---- Supplied passage

The Alcohol and Drug Foundation, created in 1959 as the Alcoholism Foundation of Victoria and formerly called the Australian Drug Foundation and the Alcohol and Drug Foundation of Victoria is a non-government, not-for-profit organisation based in Melbourne, Australia. The Alcohol and Drug Foundation's work is inclusive of both legal and illegal drugs on a national level and focuses on primary and secondary prevention. The Foundation has a vision to "create Australian culture that supports people so they can live healthy, safe and satisfying lives, unaffected by drug problems".

The Alcohol and Drug Foundation is made up of several directorates that each aim to prevent drug problems, as opposed to treating existing problem users. There is an information dissemination arm, the DrugInfo Clearinghouse; a research arm; a community support program, the Good Sports Program; and an alcohol advocacy group, the Community Alcohol Action Network.

--------

Exercise goal =>
Please repeat the Alcohol and Drug Foundation text word for word, starting at the words "The Alcohol and Drug Foundation is" and stopping after "Alcohol Action Network.". The material after the text isn't needed.

---- Entries supplied

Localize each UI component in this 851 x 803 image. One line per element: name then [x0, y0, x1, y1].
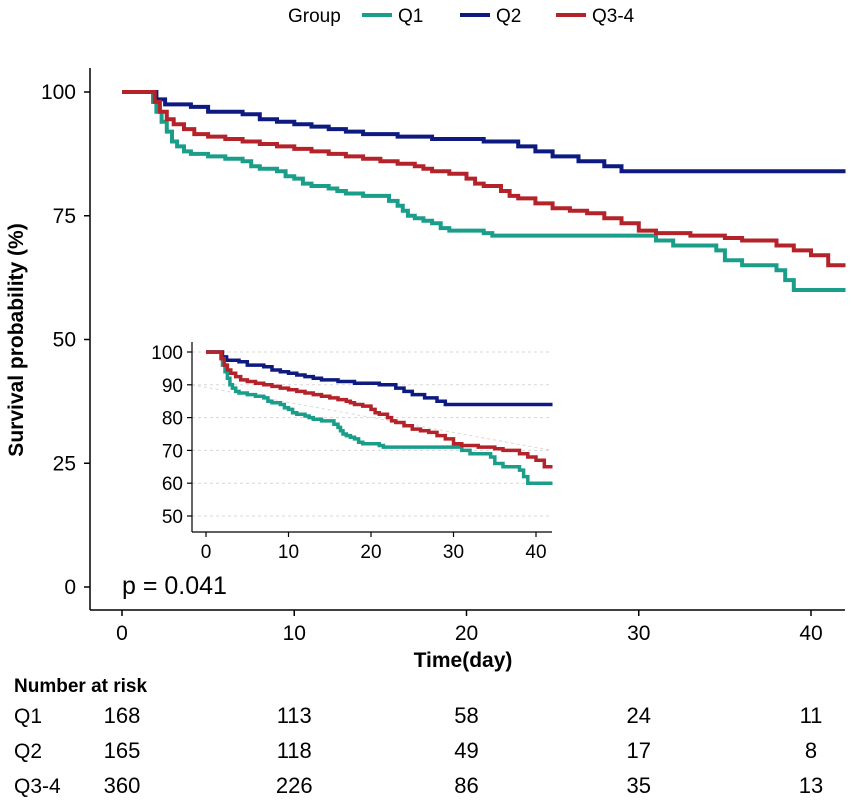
curve-q2: [122, 90, 846, 174]
x-tick-label: 10: [283, 622, 306, 645]
risk-value: 165: [104, 738, 141, 763]
y-tick-label: 100: [41, 81, 76, 104]
legend-title: Group: [288, 6, 341, 27]
risk-value: 86: [454, 773, 478, 798]
y-axis-title: Survival probability (%): [5, 223, 28, 456]
risk-value: 58: [454, 703, 478, 728]
inset-x-ticks: 0 10 20 30 40: [201, 532, 547, 563]
legend-label-q34: Q3-4: [592, 6, 635, 27]
legend-label-q2: Q2: [496, 6, 521, 27]
inset-y-tick-label: 50: [162, 507, 183, 528]
inset-x-tick-label: 0: [201, 542, 212, 563]
y-tick-label: 50: [53, 329, 76, 352]
inset-curve-q1: [206, 350, 553, 485]
inset-x-tick-label: 20: [360, 542, 381, 563]
inset-curve-q2: [206, 350, 553, 407]
y-ticks: 0 25 50 75 100: [41, 81, 90, 599]
inset-y-tick-label: 60: [162, 474, 183, 495]
risk-value: 8: [805, 738, 817, 763]
curve-q1: [122, 90, 846, 292]
inset-y-tick-label: 100: [151, 343, 183, 364]
risk-value: 35: [627, 773, 651, 798]
risk-value: 113: [277, 703, 312, 728]
risk-table-rows: Q1 168 113 58 24 11 Q2 165 118 49 17 8 Q3-4 360 226 86 3…: [14, 703, 823, 798]
inset-curve-q34: [206, 350, 553, 469]
risk-row-label: Q3-4: [14, 775, 61, 798]
risk-value: 11: [800, 703, 823, 728]
inset-y-tick-label: 70: [162, 441, 183, 462]
legend: Group Q1 Q2 Q3-4: [288, 6, 635, 27]
risk-value: 168: [104, 703, 141, 728]
main-curves: [122, 90, 846, 292]
risk-value: 49: [454, 738, 478, 763]
curve-q34: [122, 90, 846, 268]
x-tick-label: 0: [116, 622, 128, 645]
inset-x-tick-label: 10: [278, 542, 299, 563]
x-ticks: 0 10 20 30 40: [116, 610, 823, 645]
risk-table: Number at risk Q1 168 113 58 24 11 Q2 165 118 49 1…: [14, 676, 823, 798]
y-tick-label: 0: [64, 576, 76, 599]
risk-value: 118: [277, 738, 312, 763]
p-value-annotation: p = 0.041: [122, 572, 227, 600]
risk-table-title: Number at risk: [14, 676, 147, 697]
y-tick-label: 75: [53, 205, 76, 228]
risk-value: 13: [799, 773, 823, 798]
legend-label-q1: Q1: [398, 6, 423, 27]
y-tick-label: 25: [53, 452, 76, 475]
inset-background: [192, 340, 554, 532]
risk-row-label: Q2: [14, 740, 42, 763]
inset-x-tick-label: 40: [525, 542, 546, 563]
risk-value: 17: [627, 738, 651, 763]
risk-row-label: Q1: [14, 705, 42, 728]
x-tick-label: 30: [627, 622, 650, 645]
inset-y-tick-label: 80: [162, 409, 183, 430]
inset-y-tick-label: 90: [162, 376, 183, 397]
x-tick-label: 20: [455, 622, 478, 645]
inset-y-ticks: 50 60 70 80 90 100: [151, 343, 192, 528]
risk-value: 360: [104, 773, 141, 798]
x-tick-label: 40: [799, 622, 822, 645]
x-axis-title: Time(day): [414, 649, 513, 672]
inset-plot: 50 60 70 80 90 100 0 10 20 30 40: [151, 340, 554, 563]
risk-value: 226: [276, 773, 313, 798]
risk-value: 24: [627, 703, 651, 728]
inset-curves: [206, 350, 553, 485]
inset-x-tick-label: 30: [443, 542, 464, 563]
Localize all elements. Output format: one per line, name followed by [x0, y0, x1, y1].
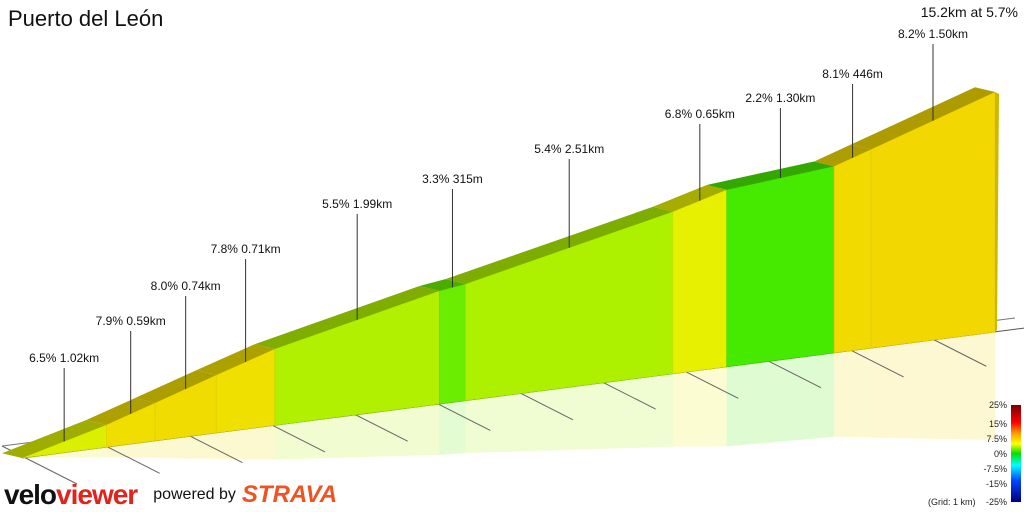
reflection-segment-6	[439, 400, 466, 455]
segment-label-9: 2.2% 1.30km	[745, 91, 815, 105]
legend-label-0: 0%	[993, 449, 1007, 459]
legend-label-minus-25: -25%	[985, 497, 1007, 507]
profile-top-4	[196, 344, 275, 376]
segment-label-7: 5.4% 2.51km	[534, 142, 604, 156]
climb-summary: 15.2km at 5.7%	[920, 4, 1018, 20]
profile-faces	[21, 91, 999, 459]
segment-label-8: 6.8% 0.65km	[665, 107, 735, 121]
reflection-segment-8	[672, 366, 727, 447]
profile-top-5	[254, 286, 440, 349]
segment-labels: 6.5% 1.02km 7.9% 0.59km 8.0% 0.74km 7.8% 0.…	[29, 27, 968, 442]
profile-top-7	[445, 206, 673, 284]
profile-end-cap	[995, 92, 999, 332]
segment-label-6: 3.3% 315m	[422, 172, 483, 186]
legend-label-minus-7-5: -7.5%	[983, 464, 1007, 474]
profile-top-8	[652, 184, 727, 212]
reflection-segment-9	[726, 352, 835, 447]
strava-logo: STRAVA	[241, 481, 338, 508]
reflection-segment-10	[834, 348, 872, 438]
veloviewer-logo-viewer: viewer	[56, 479, 138, 510]
segment-label-1: 6.5% 1.02km	[29, 351, 99, 365]
segment-label-5: 5.5% 1.99km	[322, 197, 392, 211]
veloviewer-logo-velo: velo	[4, 479, 57, 510]
reflection-segment-11	[871, 332, 995, 440]
reflection-segment-2	[106, 440, 156, 458]
profile-top-edge	[2, 87, 995, 458]
profile-reflection	[22, 332, 995, 460]
segment-label-4: 7.8% 0.71km	[211, 242, 281, 256]
legend-label-25: 25%	[988, 400, 1007, 410]
segment-label-2: 7.9% 0.59km	[96, 314, 166, 328]
profile-top-3	[135, 370, 217, 403]
segment-label-11: 8.2% 1.50km	[898, 27, 968, 41]
reflection-segment-7	[465, 373, 673, 454]
profile-top-10	[814, 144, 872, 167]
legend-label-15: 15%	[988, 419, 1007, 429]
reflection-segment-5	[274, 403, 440, 460]
profile-top-1	[2, 420, 107, 458]
legend-label-7-5: 7.5%	[986, 434, 1007, 444]
segment-label-10: 8.1% 446m	[822, 67, 883, 81]
profile-top-6	[419, 279, 466, 291]
reflection-segment-3	[155, 432, 217, 459]
profile-segment-9	[726, 165, 835, 368]
segment-label-3: 8.0% 0.74km	[151, 279, 221, 293]
gradient-legend-bar	[1011, 405, 1021, 502]
branding-footer: velo viewer powered by STRAVA	[4, 479, 338, 510]
chart-title: Puerto del León	[8, 6, 164, 31]
profile-segment-8	[672, 189, 727, 375]
powered-by-text: powered by	[153, 486, 236, 503]
profile-top-9	[706, 161, 835, 190]
reflection-segment-4	[216, 425, 275, 460]
profile-top-2	[86, 398, 156, 425]
legend-label-minus-15: -15%	[985, 479, 1007, 489]
grid-note: (Grid: 1 km)	[928, 497, 976, 507]
profile-segment-6	[439, 283, 466, 405]
profile-top-11	[851, 87, 995, 150]
profile-segment-10	[833, 148, 872, 354]
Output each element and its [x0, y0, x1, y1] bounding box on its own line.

--------

Solution to this problem =>
The Alcohol and Drug Foundation is made up of several directorates that each aim to prevent drug problems, as opposed to treating existing problem users. There is an information dissemination arm, the DrugInfo Clearinghouse; a research arm; a community support program, the Good Sports Program; and an alcohol advocacy group, the Community Alcohol Action Network.